- TO BE DONE: Gather every line below where "الرصاص" appears.

(Saved entries)
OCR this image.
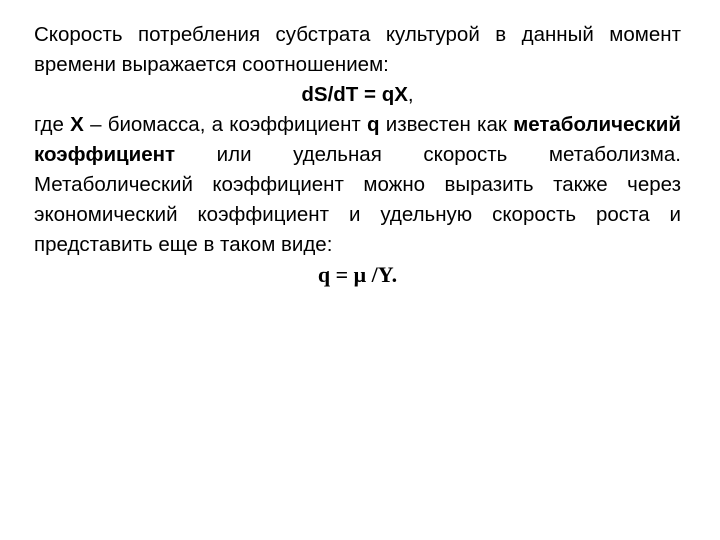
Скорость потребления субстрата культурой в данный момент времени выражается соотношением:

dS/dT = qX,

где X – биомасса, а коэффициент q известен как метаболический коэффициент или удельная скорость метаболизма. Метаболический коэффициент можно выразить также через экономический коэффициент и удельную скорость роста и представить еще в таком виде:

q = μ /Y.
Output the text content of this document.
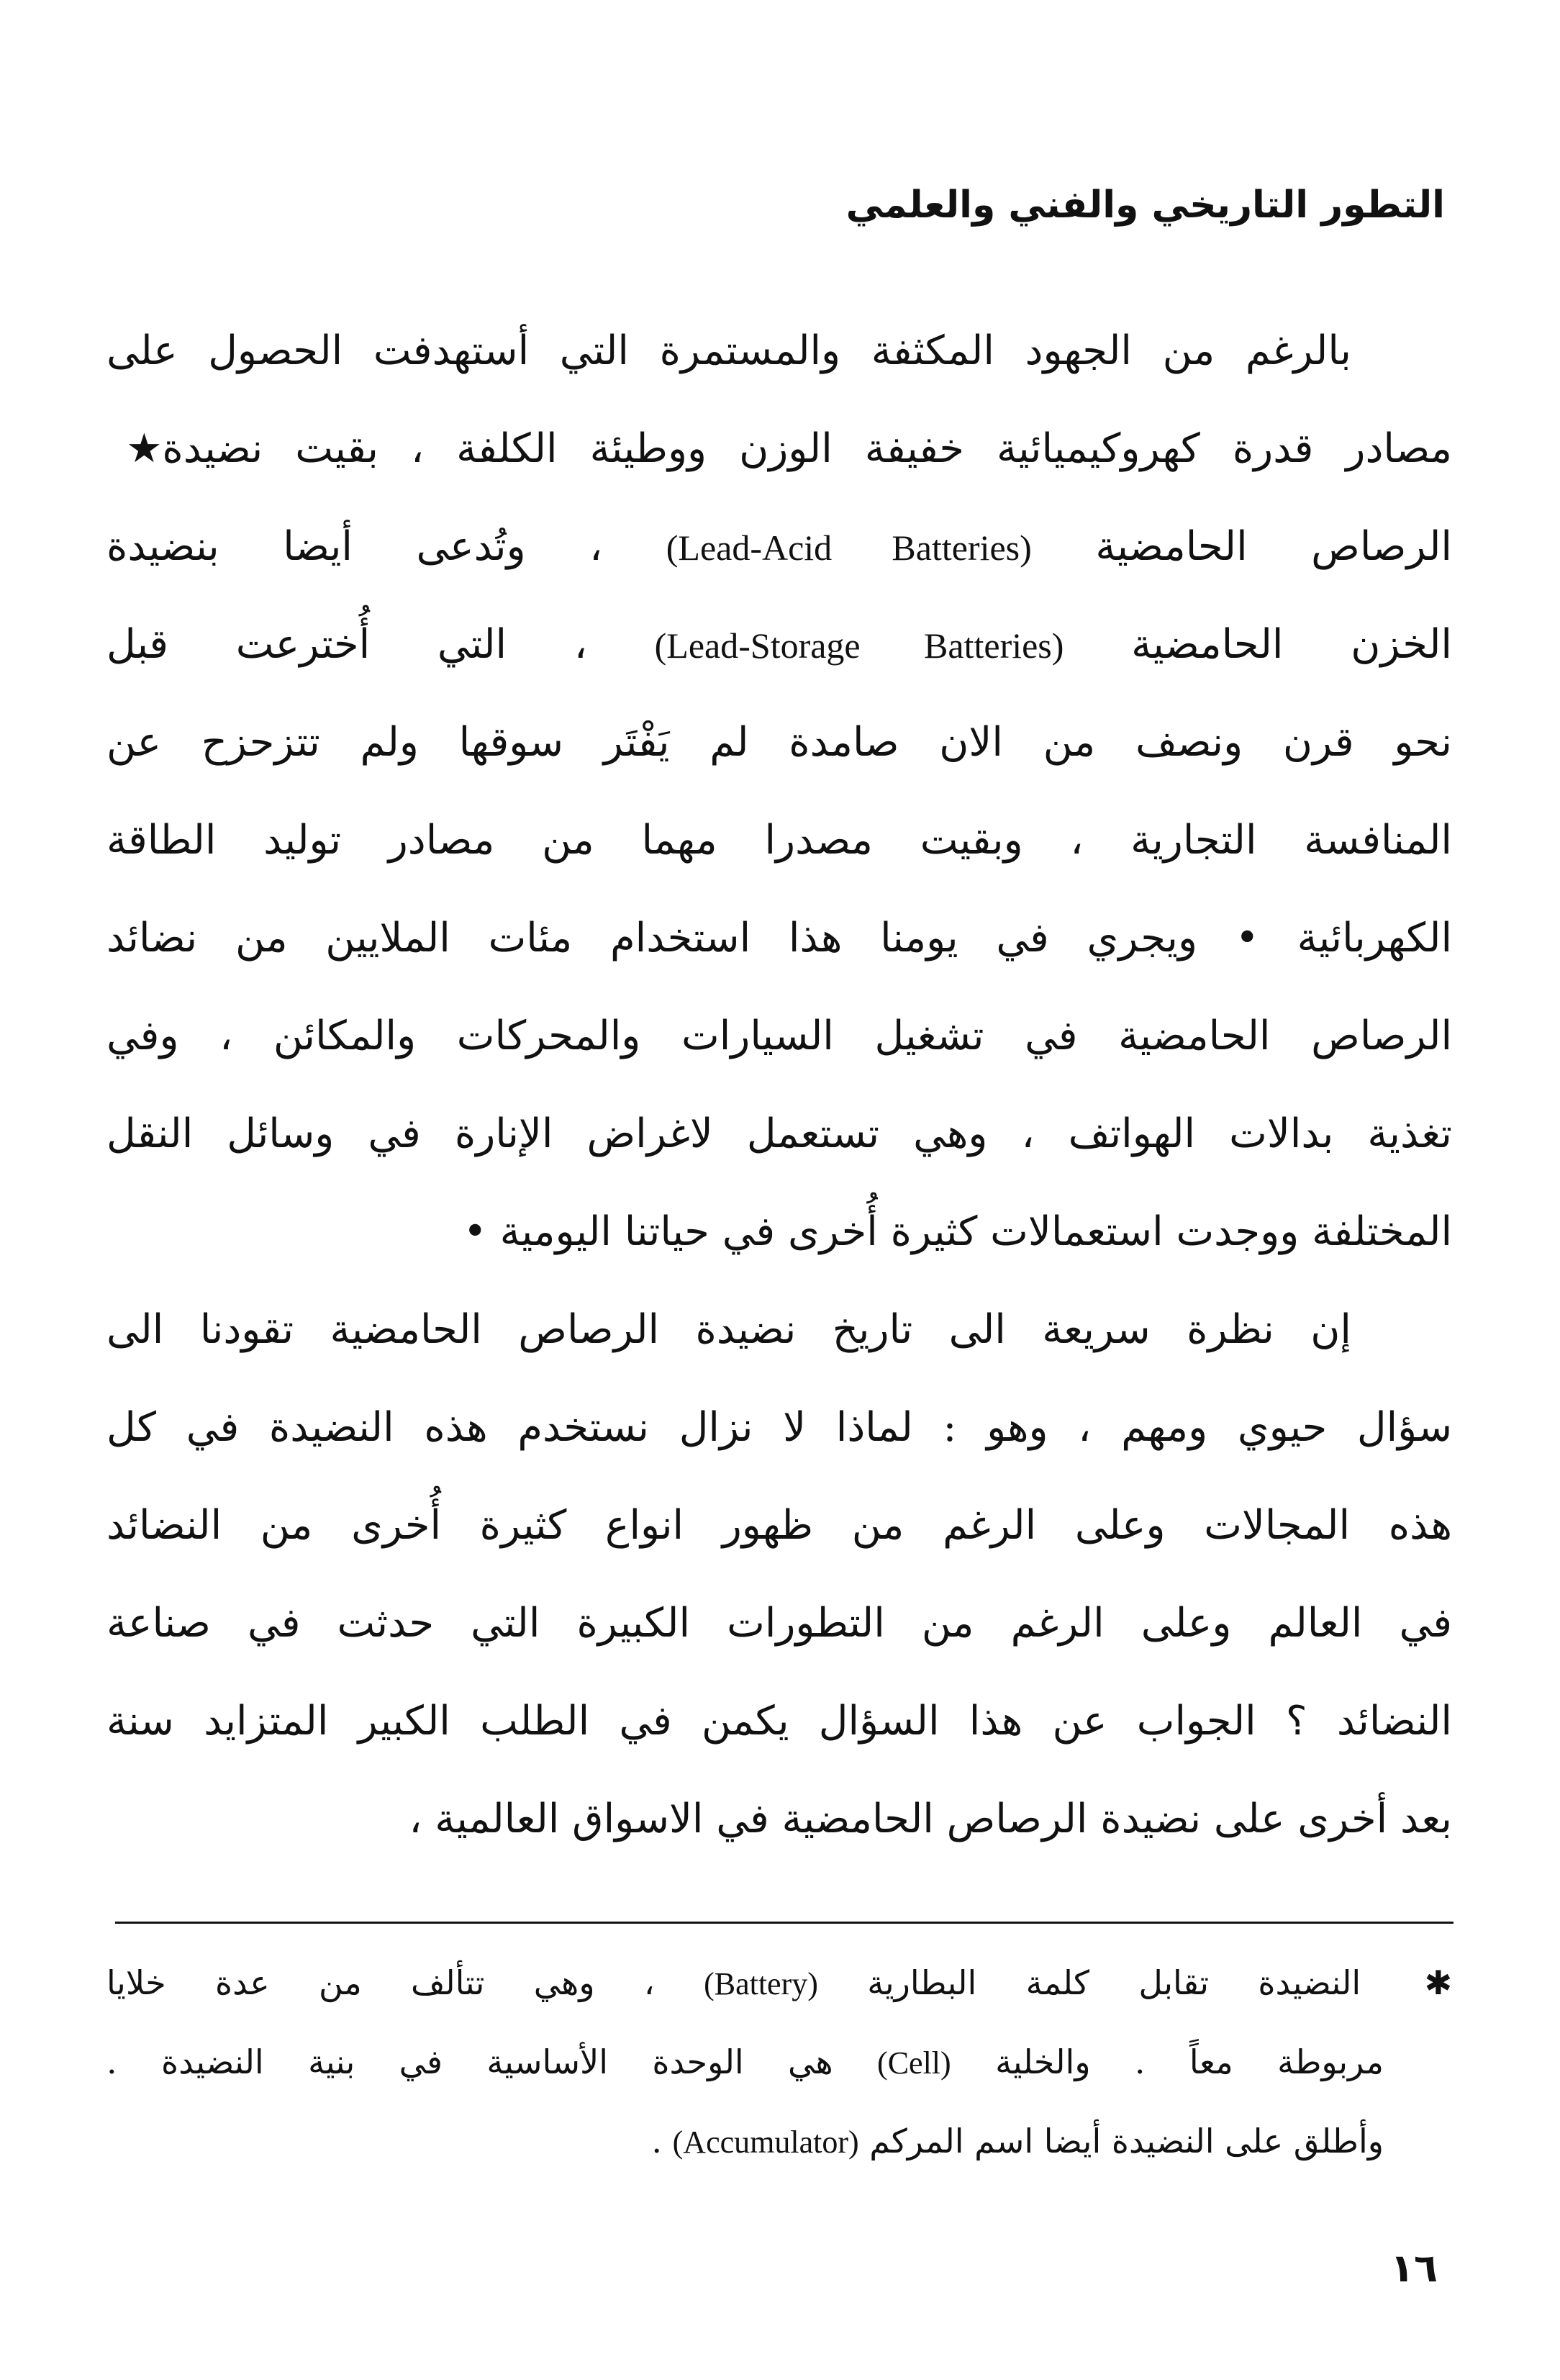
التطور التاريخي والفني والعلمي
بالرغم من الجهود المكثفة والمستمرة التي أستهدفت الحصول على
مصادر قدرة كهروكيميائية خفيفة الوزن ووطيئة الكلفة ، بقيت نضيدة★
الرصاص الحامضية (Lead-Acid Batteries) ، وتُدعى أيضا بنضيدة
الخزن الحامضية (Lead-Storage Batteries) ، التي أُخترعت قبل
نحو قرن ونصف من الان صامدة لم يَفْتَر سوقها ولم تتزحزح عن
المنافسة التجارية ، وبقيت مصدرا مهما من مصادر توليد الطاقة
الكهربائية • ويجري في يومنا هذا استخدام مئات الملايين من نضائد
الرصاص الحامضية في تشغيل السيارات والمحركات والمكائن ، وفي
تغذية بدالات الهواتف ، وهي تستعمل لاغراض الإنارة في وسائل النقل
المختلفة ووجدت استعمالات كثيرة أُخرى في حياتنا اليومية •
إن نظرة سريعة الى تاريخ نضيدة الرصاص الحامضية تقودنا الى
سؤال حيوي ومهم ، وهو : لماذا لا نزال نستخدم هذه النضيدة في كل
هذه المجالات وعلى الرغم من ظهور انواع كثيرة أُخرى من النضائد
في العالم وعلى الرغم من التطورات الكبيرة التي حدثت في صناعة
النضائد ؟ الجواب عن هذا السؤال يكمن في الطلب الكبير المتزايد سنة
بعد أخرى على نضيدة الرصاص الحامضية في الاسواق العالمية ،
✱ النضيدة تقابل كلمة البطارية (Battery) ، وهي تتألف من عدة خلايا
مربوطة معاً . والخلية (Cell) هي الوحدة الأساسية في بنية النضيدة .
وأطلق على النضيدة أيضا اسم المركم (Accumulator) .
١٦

--

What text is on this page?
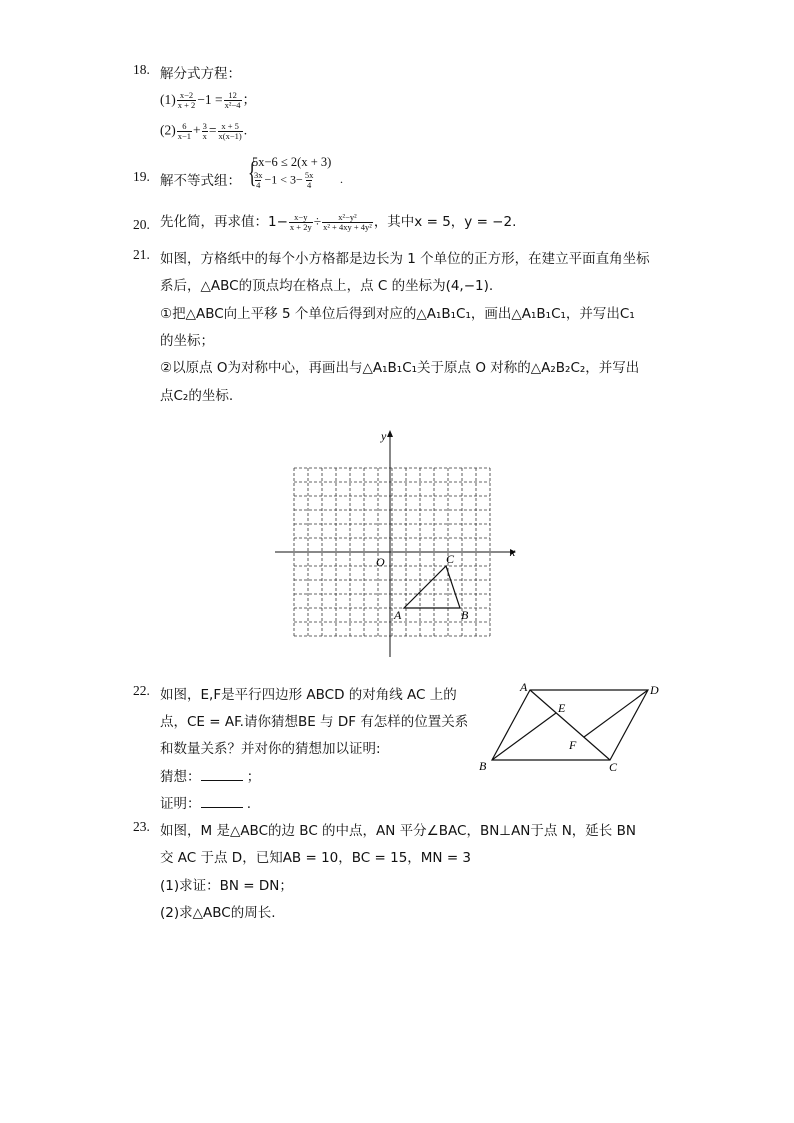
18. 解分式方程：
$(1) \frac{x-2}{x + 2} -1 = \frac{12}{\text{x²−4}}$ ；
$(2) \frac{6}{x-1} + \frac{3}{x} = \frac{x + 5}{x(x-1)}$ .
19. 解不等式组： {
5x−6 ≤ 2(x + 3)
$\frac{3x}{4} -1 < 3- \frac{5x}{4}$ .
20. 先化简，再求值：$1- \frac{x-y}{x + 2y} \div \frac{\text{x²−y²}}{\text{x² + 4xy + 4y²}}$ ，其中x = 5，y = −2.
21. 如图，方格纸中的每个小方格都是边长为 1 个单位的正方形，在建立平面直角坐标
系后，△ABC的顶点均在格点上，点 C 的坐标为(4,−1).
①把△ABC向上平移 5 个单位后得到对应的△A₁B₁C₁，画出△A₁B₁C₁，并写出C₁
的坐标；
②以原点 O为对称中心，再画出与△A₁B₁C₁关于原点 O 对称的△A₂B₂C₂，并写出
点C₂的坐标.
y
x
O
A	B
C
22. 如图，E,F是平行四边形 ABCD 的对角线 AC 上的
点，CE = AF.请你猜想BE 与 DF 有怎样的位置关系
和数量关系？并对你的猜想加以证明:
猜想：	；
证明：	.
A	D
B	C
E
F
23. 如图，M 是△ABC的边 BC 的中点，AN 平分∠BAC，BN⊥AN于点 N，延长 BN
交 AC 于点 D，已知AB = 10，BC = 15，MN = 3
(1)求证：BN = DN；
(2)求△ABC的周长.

- COMPLETE ANSWER:
الرصاص الحامضية (Lead-Acid Batteries) ، وتُدعى أيضا بنضيدة
الرصاص الحامضية في تشغيل السيارات والمحركات والمكائن ، وفي
إن نظرة سريعة الى تاريخ نضيدة الرصاص الحامضية تقودنا الى
بعد أخرى على نضيدة الرصاص الحامضية في الاسواق العالمية ،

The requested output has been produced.